- Request: Tally the lines holding "label" and state only that figure.

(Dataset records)
[BEGIN]
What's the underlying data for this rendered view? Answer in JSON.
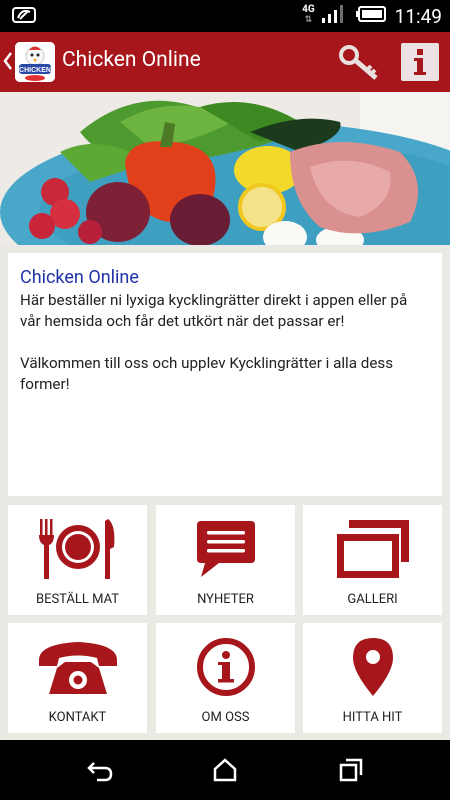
{
  "status_bar": {
    "network": "4G",
    "network_arrows": "⇅",
    "time": "11:49"
  },
  "action_bar": {
    "title": "Chicken Online",
    "logo_text": "CHICKEN"
  },
  "info_card": {
    "title": "Chicken Online",
    "paragraph1": "Här beställer ni lyxiga kycklingrätter direkt i appen eller på vår hemsida och får det utkört när det passar er!",
    "paragraph2": "Välkommen till oss och upplev Kycklingrätter i alla dess former!"
  },
  "tiles": [
    {
      "label": "BESTÄLL MAT",
      "icon": "plate-cutlery-icon"
    },
    {
      "label": "NYHETER",
      "icon": "speech-bubble-icon"
    },
    {
      "label": "GALLERI",
      "icon": "gallery-icon"
    },
    {
      "label": "KONTAKT",
      "icon": "phone-icon"
    },
    {
      "label": "OM OSS",
      "icon": "info-circle-icon"
    },
    {
      "label": "HITTA HIT",
      "icon": "map-pin-icon"
    }
  ],
  "colors": {
    "brand": "#a7161b",
    "icon": "#a7161b",
    "title_link": "#2033a8",
    "background": "#ebe9e4"
  }
}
[END]
- The completed task: 6